> EXERCISE: Gather every line that includes the word "我们的家园", please.
-- Begin RECORDS SUPPLIED --
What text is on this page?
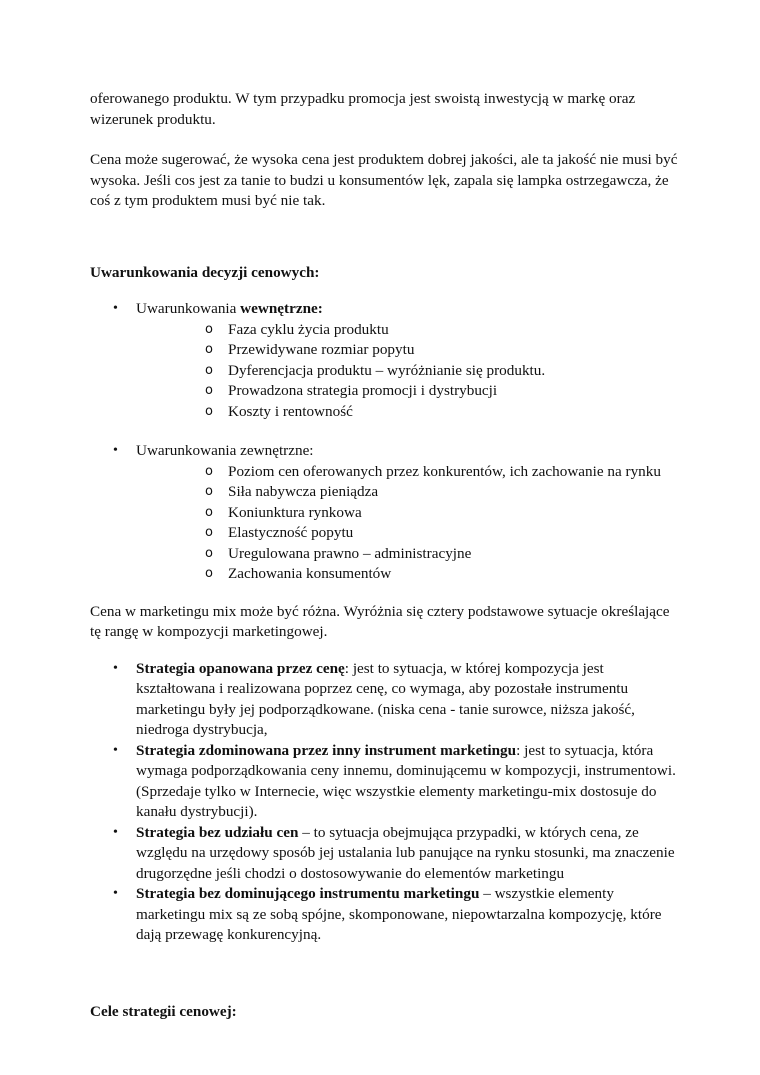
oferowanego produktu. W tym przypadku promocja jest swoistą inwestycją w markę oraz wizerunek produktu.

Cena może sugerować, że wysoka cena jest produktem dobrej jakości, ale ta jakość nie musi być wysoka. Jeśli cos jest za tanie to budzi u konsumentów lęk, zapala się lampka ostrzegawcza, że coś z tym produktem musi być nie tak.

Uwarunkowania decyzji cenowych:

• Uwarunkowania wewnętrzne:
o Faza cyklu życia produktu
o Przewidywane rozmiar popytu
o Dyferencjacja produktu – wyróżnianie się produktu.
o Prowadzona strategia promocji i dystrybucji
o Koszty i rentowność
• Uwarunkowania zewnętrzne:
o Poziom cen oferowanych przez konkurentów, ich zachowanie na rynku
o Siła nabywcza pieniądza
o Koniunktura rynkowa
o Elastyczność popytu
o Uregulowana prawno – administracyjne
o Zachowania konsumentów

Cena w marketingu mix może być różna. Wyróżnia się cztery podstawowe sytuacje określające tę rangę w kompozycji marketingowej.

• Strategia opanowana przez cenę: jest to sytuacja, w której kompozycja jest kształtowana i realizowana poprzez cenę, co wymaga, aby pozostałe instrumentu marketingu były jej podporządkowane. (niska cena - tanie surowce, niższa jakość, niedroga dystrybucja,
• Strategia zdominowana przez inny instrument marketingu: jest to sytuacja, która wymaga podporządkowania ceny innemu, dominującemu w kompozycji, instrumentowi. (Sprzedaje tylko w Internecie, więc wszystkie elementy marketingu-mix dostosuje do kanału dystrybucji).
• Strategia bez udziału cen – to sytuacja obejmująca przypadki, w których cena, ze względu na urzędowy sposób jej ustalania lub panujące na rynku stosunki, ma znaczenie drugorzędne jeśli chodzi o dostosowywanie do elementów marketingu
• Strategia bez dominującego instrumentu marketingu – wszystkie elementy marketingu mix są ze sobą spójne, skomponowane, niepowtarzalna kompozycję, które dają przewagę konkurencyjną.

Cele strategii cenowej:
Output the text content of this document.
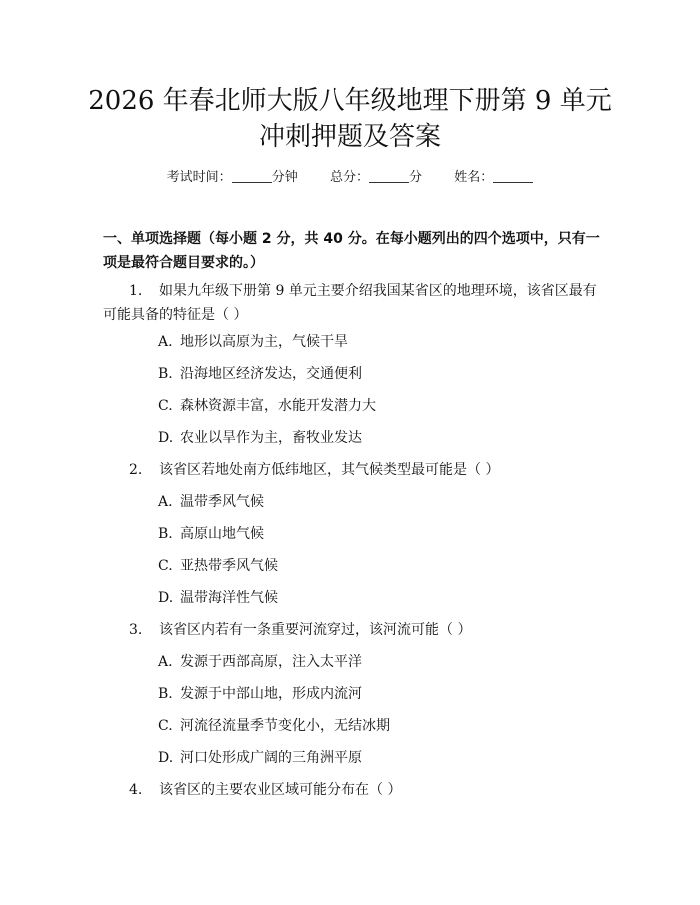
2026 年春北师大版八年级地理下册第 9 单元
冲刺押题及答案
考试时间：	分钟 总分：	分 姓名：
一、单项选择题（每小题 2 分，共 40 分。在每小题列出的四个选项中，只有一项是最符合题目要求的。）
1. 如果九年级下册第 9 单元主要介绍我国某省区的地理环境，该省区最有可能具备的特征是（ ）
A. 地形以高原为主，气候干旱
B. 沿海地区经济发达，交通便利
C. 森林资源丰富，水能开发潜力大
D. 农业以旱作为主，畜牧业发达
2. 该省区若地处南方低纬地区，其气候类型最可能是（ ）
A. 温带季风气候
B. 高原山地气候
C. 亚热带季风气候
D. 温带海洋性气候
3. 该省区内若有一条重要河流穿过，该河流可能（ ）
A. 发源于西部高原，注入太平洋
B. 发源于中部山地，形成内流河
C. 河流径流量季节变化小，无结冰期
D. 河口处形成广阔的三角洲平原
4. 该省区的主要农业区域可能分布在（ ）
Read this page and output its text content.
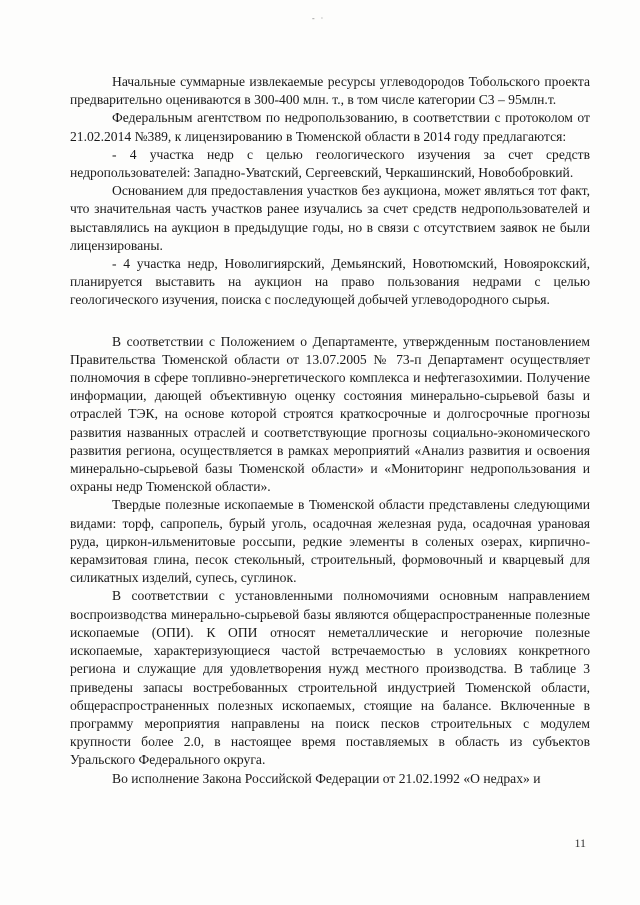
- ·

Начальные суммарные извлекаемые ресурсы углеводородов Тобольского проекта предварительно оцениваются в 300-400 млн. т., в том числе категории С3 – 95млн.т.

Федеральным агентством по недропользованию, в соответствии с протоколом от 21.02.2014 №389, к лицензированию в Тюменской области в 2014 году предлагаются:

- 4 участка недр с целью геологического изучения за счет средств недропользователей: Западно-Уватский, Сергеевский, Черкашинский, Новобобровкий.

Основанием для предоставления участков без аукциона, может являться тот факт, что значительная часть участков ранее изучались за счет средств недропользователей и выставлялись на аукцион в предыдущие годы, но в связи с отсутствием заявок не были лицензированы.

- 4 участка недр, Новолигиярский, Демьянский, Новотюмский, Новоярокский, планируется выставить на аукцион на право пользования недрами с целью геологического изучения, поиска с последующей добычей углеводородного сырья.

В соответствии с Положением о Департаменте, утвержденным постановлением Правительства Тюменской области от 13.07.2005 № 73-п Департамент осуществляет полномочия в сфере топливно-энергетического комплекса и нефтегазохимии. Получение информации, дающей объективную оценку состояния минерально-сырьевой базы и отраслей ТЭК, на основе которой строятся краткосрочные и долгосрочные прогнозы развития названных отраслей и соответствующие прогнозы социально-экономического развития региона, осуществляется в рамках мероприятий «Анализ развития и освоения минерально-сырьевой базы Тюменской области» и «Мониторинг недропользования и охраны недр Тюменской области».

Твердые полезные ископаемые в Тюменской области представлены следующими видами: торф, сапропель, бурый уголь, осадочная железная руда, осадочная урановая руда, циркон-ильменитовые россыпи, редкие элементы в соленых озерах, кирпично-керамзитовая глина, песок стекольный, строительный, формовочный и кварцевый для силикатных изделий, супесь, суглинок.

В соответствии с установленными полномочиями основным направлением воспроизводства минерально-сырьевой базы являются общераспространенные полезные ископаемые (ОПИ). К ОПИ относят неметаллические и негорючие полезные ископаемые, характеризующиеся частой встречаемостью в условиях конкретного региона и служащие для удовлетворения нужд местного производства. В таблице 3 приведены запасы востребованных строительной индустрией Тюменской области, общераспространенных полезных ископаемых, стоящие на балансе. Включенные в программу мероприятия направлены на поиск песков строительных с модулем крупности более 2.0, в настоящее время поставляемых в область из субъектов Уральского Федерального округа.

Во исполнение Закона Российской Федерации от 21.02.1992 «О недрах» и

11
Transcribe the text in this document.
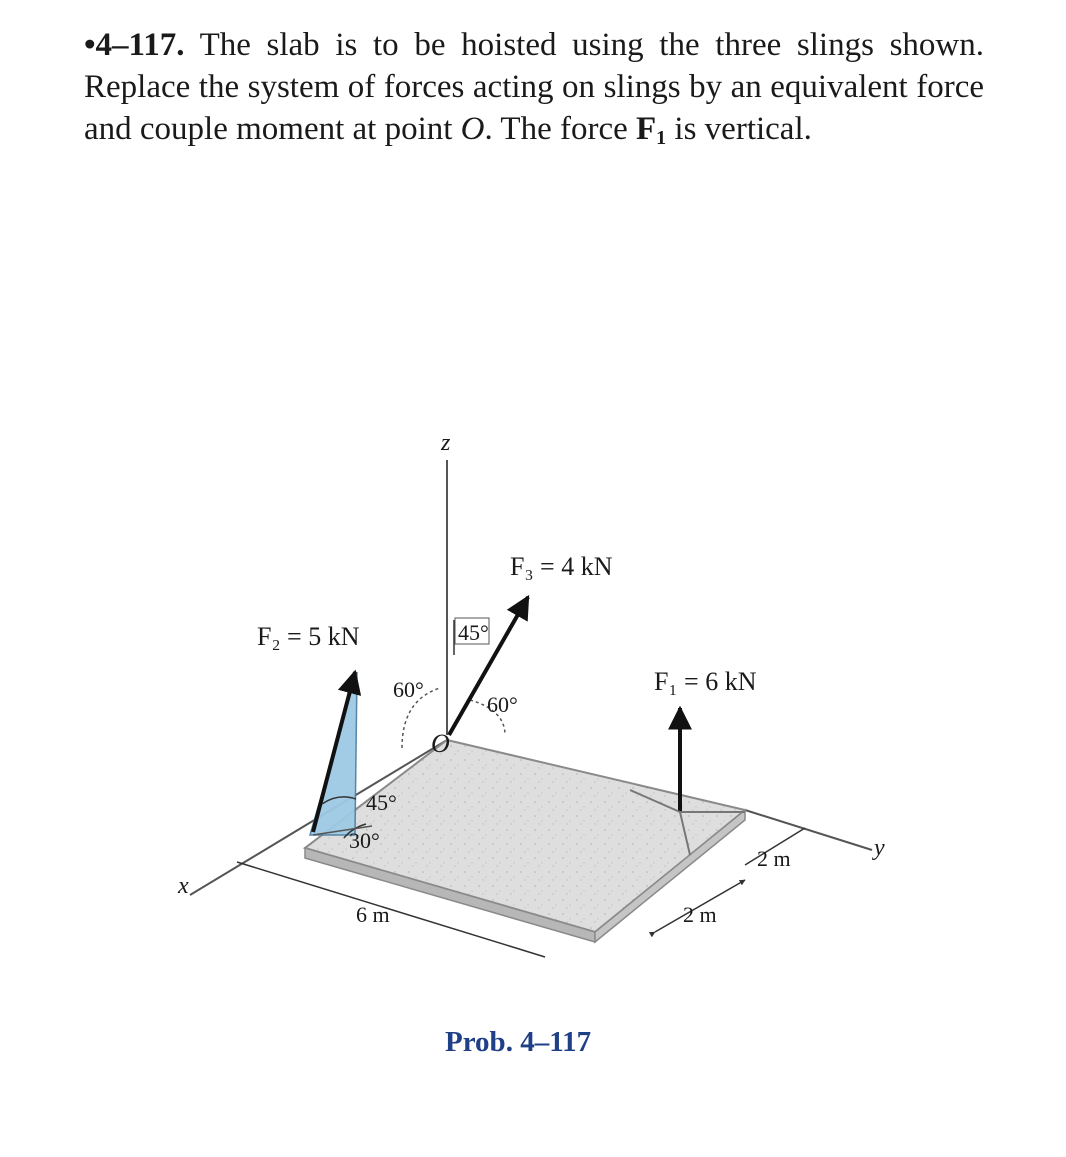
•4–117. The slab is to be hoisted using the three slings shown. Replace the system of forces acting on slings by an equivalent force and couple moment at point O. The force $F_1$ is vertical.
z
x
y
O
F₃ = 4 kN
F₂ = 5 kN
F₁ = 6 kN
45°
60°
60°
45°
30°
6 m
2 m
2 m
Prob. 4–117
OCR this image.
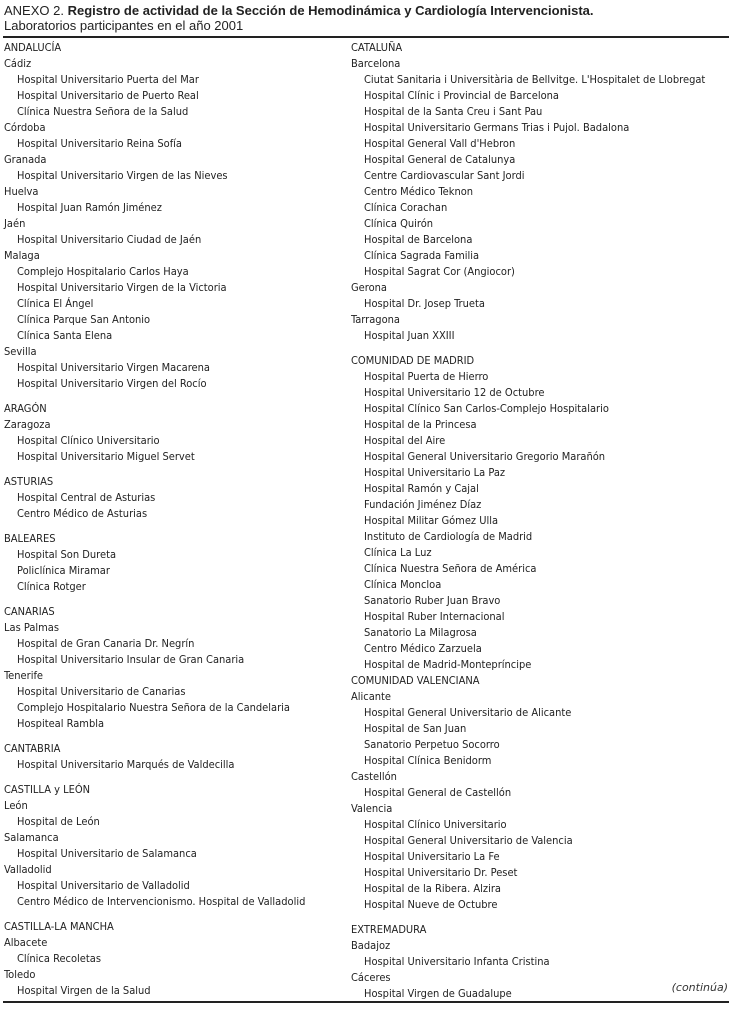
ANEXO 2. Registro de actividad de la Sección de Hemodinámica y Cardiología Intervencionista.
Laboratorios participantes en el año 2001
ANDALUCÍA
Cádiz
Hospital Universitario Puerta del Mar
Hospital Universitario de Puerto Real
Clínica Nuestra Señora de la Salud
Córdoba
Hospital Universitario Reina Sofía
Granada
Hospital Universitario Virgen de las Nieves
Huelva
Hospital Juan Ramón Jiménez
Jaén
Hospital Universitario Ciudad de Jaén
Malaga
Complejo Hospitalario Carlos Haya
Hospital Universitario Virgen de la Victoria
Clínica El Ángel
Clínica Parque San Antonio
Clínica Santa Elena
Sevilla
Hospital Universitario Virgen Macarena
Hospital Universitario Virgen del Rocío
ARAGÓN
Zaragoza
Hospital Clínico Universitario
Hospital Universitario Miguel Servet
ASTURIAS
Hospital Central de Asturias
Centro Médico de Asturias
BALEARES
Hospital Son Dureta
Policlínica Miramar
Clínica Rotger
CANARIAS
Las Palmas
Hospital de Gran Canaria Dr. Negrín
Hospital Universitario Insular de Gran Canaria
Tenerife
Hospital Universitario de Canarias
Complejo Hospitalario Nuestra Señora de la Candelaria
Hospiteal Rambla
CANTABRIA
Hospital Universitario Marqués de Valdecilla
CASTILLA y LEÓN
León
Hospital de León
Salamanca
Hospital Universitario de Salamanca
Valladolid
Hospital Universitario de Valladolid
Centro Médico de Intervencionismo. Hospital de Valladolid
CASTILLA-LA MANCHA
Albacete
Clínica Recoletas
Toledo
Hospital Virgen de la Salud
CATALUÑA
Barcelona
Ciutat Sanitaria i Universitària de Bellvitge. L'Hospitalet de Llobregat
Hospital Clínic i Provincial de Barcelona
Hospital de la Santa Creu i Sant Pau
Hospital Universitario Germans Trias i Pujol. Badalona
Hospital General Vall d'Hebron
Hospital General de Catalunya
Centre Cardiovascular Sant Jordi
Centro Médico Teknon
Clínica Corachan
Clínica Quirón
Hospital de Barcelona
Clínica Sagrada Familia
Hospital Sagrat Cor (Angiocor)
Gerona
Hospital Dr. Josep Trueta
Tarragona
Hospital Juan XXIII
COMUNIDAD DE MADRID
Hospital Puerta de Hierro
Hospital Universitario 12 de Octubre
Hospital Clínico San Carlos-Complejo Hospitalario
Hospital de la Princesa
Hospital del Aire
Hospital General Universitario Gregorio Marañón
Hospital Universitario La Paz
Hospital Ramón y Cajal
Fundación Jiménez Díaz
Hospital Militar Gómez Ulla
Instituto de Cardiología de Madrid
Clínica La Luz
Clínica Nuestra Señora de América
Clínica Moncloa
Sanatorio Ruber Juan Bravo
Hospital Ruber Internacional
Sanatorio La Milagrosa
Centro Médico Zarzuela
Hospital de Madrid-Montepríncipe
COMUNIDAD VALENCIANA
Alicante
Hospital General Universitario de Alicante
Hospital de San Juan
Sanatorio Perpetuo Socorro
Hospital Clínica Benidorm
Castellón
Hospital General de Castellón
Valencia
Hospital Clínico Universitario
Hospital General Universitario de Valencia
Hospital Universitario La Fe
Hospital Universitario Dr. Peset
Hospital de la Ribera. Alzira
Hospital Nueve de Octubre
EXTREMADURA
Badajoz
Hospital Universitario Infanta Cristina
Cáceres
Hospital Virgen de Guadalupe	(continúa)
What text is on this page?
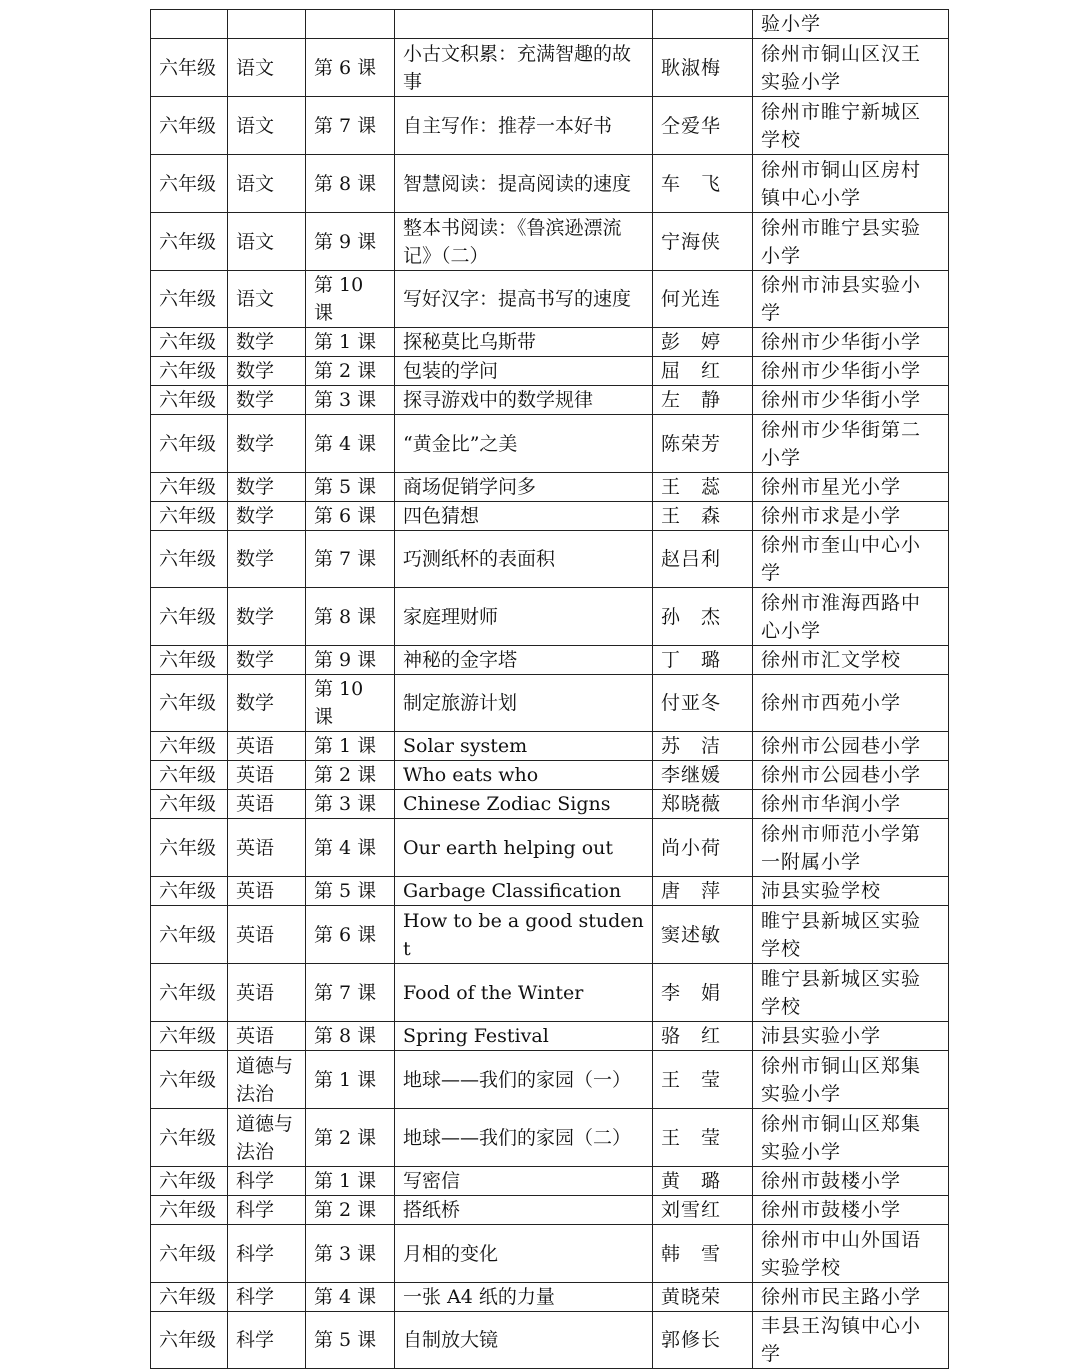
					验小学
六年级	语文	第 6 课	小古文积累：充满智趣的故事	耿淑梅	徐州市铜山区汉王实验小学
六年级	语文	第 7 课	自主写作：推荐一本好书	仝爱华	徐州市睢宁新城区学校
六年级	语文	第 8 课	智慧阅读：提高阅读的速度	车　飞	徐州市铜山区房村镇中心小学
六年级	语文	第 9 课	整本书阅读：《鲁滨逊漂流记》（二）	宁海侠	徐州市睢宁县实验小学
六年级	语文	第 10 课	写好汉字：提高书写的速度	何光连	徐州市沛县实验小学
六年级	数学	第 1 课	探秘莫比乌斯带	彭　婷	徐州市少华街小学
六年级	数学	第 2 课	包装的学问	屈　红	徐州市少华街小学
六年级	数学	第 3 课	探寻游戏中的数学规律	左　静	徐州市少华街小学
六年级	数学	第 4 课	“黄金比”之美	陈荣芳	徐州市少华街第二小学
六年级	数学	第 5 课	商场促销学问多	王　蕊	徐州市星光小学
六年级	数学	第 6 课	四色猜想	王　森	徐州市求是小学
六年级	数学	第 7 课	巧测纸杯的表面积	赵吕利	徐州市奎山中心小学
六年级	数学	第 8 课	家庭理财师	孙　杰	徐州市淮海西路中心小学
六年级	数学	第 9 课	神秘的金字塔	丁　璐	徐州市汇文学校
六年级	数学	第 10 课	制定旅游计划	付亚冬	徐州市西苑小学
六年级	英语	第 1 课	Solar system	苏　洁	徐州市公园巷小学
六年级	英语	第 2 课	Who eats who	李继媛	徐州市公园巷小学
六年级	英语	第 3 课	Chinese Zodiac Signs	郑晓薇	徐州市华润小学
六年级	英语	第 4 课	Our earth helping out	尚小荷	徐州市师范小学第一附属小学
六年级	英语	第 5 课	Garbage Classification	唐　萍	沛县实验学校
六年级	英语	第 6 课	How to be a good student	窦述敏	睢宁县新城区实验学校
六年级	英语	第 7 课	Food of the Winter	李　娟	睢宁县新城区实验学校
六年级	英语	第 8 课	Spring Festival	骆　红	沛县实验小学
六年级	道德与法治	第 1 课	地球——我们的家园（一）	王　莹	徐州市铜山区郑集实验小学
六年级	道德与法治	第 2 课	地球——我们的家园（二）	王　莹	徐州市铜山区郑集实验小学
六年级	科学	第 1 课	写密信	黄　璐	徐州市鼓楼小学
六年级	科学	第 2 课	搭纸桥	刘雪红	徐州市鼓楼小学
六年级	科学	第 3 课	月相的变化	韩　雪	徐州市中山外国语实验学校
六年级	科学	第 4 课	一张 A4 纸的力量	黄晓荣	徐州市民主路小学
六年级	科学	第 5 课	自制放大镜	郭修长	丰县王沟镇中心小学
-- End RECORDS SUPPLIED --
> CORRECT RESULT:
六年级	道德与法治	第 1 课	地球——我们的家园（一）	王　莹	徐州市铜山区郑集实验小学
六年级	道德与法治	第 2 课	地球——我们的家园（二）	王　莹	徐州市铜山区郑集实验小学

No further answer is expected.